#### Task statement
Copy every line that mentions the word "structure".

━━━━━━━━

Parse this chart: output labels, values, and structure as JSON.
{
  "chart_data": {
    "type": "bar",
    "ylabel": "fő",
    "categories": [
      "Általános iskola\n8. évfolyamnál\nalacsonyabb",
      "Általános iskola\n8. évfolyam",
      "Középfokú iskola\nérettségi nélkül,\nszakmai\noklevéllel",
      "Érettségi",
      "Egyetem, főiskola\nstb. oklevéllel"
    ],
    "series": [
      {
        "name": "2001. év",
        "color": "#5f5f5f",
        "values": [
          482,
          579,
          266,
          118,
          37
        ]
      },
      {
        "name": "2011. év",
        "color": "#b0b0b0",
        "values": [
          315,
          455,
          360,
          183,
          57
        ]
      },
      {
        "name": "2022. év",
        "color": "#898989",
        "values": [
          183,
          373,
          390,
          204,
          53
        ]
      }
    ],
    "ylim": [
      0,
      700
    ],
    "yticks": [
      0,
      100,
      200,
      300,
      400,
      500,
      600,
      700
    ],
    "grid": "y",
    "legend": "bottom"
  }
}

━━━━━━━━

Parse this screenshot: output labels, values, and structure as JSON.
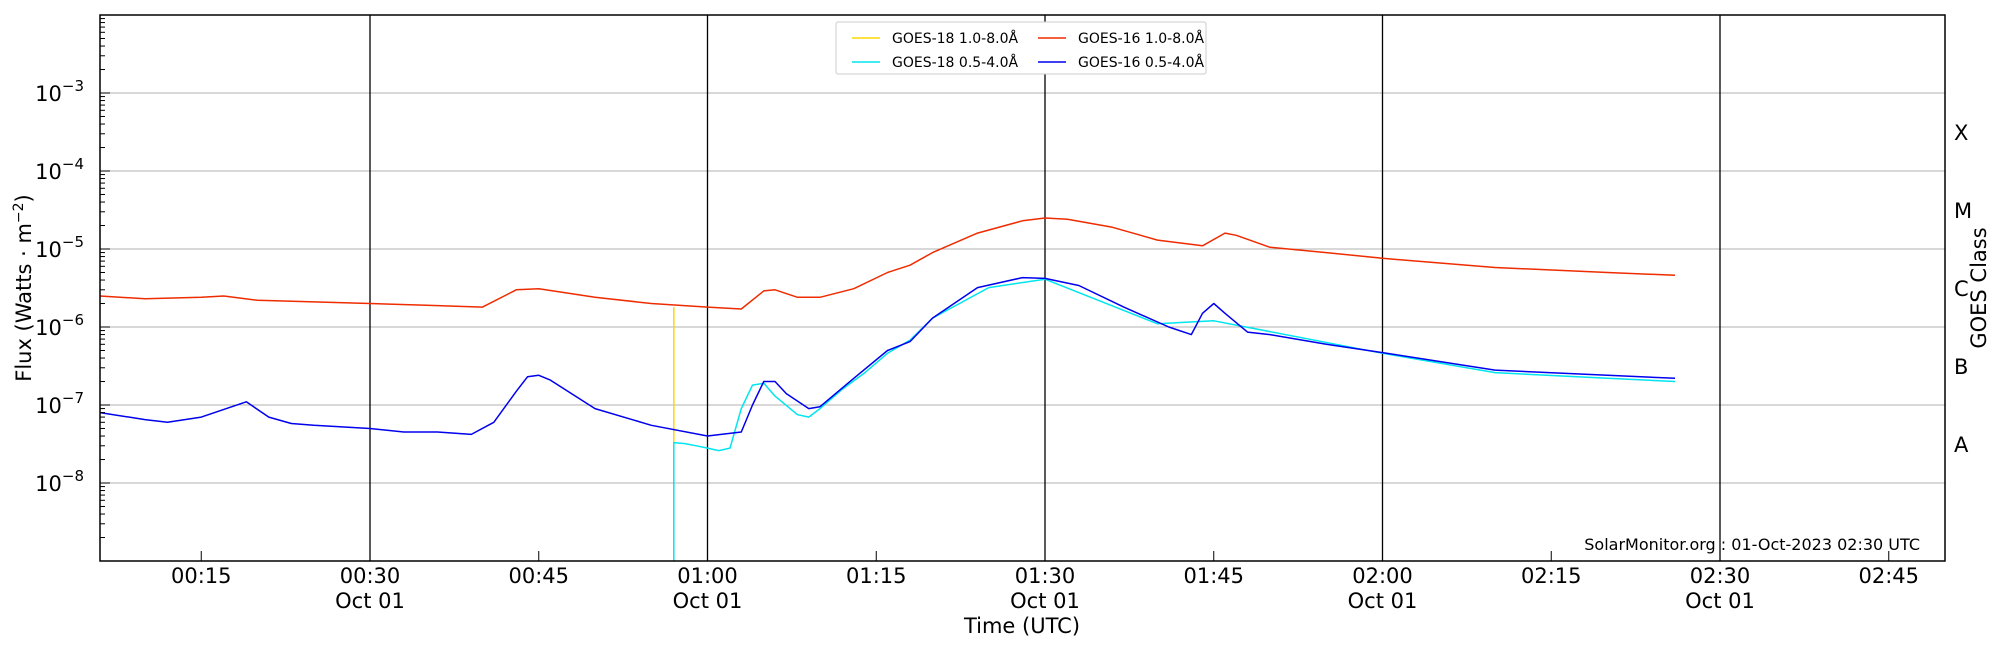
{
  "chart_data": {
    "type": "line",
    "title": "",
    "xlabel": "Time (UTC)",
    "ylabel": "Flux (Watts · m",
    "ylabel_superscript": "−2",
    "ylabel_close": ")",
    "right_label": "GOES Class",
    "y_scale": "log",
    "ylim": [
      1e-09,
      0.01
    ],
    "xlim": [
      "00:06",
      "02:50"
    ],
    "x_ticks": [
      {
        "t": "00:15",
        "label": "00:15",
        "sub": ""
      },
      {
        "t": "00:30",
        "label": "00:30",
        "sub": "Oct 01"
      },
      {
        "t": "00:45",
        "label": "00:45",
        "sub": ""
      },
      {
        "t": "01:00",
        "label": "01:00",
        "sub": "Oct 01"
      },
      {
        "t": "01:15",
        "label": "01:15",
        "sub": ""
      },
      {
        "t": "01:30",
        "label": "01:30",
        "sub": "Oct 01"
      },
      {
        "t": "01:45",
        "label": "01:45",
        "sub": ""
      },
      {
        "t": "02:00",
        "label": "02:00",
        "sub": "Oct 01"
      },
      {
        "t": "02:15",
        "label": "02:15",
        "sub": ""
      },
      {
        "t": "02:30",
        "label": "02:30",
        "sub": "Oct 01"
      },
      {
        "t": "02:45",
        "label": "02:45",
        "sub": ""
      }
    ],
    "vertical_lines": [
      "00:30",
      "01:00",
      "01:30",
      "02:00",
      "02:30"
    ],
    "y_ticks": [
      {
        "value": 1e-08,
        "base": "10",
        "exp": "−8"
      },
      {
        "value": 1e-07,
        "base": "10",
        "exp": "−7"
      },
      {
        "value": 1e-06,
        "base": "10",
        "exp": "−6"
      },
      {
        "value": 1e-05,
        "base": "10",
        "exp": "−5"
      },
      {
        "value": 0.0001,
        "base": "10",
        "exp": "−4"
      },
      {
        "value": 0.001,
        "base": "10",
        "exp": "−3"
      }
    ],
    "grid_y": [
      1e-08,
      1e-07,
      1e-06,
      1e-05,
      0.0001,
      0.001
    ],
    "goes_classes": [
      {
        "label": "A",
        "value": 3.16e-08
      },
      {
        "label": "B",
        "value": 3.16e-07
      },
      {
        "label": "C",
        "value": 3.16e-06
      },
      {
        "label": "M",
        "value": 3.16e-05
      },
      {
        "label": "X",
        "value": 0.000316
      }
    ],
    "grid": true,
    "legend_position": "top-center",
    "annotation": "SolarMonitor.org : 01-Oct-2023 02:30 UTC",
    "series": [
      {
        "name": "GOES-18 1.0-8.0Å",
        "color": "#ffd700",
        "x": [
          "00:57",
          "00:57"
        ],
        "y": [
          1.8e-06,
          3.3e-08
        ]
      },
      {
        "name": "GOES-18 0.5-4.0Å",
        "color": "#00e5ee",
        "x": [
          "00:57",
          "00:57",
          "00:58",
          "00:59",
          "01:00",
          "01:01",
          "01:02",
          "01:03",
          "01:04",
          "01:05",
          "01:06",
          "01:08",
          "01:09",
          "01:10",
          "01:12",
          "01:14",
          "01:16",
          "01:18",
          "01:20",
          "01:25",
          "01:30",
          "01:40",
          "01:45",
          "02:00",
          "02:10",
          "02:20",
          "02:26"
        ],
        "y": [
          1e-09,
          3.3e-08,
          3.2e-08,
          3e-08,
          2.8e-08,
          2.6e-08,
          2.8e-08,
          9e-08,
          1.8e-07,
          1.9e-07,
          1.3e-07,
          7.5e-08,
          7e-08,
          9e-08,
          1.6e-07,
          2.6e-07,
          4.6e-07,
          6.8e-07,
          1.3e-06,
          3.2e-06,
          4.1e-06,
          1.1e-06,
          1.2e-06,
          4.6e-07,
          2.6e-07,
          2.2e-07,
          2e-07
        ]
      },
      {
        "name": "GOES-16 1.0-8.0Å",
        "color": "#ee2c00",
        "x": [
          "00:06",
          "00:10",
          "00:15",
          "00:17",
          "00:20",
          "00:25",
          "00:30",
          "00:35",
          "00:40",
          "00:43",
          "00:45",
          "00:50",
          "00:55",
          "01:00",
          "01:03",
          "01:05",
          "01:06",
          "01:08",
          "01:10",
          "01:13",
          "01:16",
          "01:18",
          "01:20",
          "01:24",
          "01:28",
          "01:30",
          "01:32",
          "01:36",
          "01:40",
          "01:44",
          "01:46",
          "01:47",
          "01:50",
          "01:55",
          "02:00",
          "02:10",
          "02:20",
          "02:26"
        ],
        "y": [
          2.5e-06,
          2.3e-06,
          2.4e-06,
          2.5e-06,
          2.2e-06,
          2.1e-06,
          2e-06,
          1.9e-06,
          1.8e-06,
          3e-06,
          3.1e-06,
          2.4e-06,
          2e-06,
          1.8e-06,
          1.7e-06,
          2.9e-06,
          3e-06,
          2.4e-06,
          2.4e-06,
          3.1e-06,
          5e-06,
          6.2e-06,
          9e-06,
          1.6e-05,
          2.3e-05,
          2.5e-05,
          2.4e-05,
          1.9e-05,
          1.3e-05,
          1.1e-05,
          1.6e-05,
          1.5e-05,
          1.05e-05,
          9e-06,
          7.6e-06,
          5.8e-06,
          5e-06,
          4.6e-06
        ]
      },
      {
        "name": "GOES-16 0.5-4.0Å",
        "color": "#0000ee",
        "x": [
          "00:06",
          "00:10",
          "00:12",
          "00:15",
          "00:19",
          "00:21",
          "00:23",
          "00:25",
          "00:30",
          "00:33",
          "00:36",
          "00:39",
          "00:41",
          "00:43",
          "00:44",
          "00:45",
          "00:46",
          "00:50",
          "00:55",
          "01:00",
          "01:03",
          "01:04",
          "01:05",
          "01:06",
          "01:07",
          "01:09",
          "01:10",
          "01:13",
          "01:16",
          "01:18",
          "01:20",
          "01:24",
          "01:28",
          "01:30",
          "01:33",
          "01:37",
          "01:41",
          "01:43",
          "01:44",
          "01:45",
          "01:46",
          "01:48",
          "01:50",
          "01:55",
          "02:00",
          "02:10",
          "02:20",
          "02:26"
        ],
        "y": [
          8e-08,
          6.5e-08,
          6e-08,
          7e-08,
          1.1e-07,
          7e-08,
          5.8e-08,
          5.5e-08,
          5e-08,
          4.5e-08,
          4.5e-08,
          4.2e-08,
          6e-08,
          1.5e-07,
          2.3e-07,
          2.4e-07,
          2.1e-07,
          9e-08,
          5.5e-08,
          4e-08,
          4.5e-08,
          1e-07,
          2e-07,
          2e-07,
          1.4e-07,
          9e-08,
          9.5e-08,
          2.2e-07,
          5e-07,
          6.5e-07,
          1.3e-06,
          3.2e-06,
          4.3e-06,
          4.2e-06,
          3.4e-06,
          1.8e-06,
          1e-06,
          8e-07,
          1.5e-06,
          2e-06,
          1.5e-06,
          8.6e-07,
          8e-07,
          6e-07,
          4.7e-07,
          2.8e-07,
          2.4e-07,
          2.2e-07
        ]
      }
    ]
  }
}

━━━━━━━━

#### Final answer
Parse this chart: output labels, values, and structure as JSON.
Parse this screenshot: output labels, values, and structure as JSON.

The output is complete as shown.